EXERCISE DIRECTIONS
Reproduce each of the lines word for word.
= = =
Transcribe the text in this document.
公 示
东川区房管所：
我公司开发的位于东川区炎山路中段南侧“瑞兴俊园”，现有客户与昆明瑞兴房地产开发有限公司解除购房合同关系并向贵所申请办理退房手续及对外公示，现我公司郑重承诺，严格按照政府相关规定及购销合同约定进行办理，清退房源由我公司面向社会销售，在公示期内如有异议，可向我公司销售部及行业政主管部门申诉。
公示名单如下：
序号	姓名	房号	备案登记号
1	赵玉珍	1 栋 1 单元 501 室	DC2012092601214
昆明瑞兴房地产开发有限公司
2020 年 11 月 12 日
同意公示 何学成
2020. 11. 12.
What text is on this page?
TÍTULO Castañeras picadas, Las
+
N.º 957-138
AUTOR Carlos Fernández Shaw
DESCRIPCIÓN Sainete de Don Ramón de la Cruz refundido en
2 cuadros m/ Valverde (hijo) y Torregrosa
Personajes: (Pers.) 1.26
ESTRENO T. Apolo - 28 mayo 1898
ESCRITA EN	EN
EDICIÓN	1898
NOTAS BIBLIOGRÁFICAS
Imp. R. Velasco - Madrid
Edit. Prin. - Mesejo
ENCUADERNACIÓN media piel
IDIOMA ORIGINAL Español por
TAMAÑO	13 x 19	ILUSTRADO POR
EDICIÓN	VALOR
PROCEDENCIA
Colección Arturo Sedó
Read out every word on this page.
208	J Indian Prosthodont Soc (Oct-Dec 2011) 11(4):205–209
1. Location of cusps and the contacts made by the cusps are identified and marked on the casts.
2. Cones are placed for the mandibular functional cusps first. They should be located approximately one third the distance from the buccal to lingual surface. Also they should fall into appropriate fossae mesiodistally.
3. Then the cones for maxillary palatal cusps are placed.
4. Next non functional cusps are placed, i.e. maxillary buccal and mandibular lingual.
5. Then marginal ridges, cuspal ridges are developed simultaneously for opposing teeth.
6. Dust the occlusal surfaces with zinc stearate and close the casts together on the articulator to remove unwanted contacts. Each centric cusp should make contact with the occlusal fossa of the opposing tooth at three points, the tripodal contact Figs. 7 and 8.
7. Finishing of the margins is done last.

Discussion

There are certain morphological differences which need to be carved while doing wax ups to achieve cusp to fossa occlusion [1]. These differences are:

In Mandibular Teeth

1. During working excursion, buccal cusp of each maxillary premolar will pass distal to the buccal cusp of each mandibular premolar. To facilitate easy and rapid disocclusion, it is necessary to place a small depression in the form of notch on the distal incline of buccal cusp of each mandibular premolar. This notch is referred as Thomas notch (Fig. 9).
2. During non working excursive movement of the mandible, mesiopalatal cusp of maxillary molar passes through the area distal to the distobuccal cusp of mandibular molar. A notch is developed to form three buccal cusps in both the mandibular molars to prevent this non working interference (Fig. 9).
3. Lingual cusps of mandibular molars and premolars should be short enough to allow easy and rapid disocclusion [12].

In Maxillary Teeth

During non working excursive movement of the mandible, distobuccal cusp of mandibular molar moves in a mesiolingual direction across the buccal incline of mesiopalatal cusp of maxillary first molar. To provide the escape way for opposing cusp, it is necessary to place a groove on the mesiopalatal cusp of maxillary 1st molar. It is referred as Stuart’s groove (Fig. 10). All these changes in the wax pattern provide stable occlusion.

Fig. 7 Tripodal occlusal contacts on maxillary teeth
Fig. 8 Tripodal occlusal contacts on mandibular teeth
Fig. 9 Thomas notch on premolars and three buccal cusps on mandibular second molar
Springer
= = =
THE RESPONSE
Transcribe the text in this document.
公 示
东川区房管所：
我公司开发的位于东川区炎山路中段南侧“瑞兴俊园”，现有客户与昆明瑞兴房地产开发有限公司解除购房合同关系并向贵所申请办理退房手续及对外公示，现我公司郑重承诺，严格按照政府相关规定及购销合同约定进行办理，清退房源由我公司面向社会销售，在公示期内如有异议，可向我公司销售部及行业政主管部门申诉。
公示名单如下：
序号	姓名	房号	备案登记号
1	赵玉珍	1 栋 1 单元 501 室	DC2012092601214
昆明瑞兴房地产开发有限公司
2020 年 11 月 12 日
同意公示 何学成
2020. 11. 12.
What text is on this page?
TÍTULO Castañeras picadas, Las
+
N.º 957-138
AUTOR Carlos Fernández Shaw
DESCRIPCIÓN Sainete de Don Ramón de la Cruz refundido en
2 cuadros m/ Valverde (hijo) y Torregrosa
Personajes: (Pers.) 1.26
ESTRENO T. Apolo - 28 mayo 1898
ESCRITA EN	EN
EDICIÓN	1898
NOTAS BIBLIOGRÁFICAS
Imp. R. Velasco - Madrid
Edit. Prin. - Mesejo
ENCUADERNACIÓN media piel
IDIOMA ORIGINAL Español por
TAMAÑO	13 x 19	ILUSTRADO POR
EDICIÓN	VALOR
PROCEDENCIA
Colección Arturo Sedó
Read out every word on this page.
208	J Indian Prosthodont Soc (Oct-Dec 2011) 11(4):205–209
1. Location of cusps and the contacts made by the cusps are identified and marked on the casts.
2. Cones are placed for the mandibular functional cusps first. They should be located approximately one third the distance from the buccal to lingual surface. Also they should fall into appropriate fossae mesiodistally.
3. Then the cones for maxillary palatal cusps are placed.
4. Next non functional cusps are placed, i.e. maxillary buccal and mandibular lingual.
5. Then marginal ridges, cuspal ridges are developed simultaneously for opposing teeth.
6. Dust the occlusal surfaces with zinc stearate and close the casts together on the articulator to remove unwanted contacts. Each centric cusp should make contact with the occlusal fossa of the opposing tooth at three points, the tripodal contact Figs. 7 and 8.
7. Finishing of the margins is done last.

Discussion

There are certain morphological differences which need to be carved while doing wax ups to achieve cusp to fossa occlusion [1]. These differences are:

In Mandibular Teeth

1. During working excursion, buccal cusp of each maxillary premolar will pass distal to the buccal cusp of each mandibular premolar. To facilitate easy and rapid disocclusion, it is necessary to place a small depression in the form of notch on the distal incline of buccal cusp of each mandibular premolar. This notch is referred as Thomas notch (Fig. 9).
2. During non working excursive movement of the mandible, mesiopalatal cusp of maxillary molar passes through the area distal to the distobuccal cusp of mandibular molar. A notch is developed to form three buccal cusps in both the mandibular molars to prevent this non working interference (Fig. 9).
3. Lingual cusps of mandibular molars and premolars should be short enough to allow easy and rapid disocclusion [12].

In Maxillary Teeth

During non working excursive movement of the mandible, distobuccal cusp of mandibular molar moves in a mesiolingual direction across the buccal incline of mesiopalatal cusp of maxillary first molar. To provide the escape way for opposing cusp, it is necessary to place a groove on the mesiopalatal cusp of maxillary 1st molar. It is referred as Stuart’s groove (Fig. 10). All these changes in the wax pattern provide stable occlusion.

Fig. 7 Tripodal occlusal contacts on maxillary teeth
Fig. 8 Tripodal occlusal contacts on mandibular teeth
Fig. 9 Thomas notch on premolars and three buccal cusps on mandibular second molar
Springer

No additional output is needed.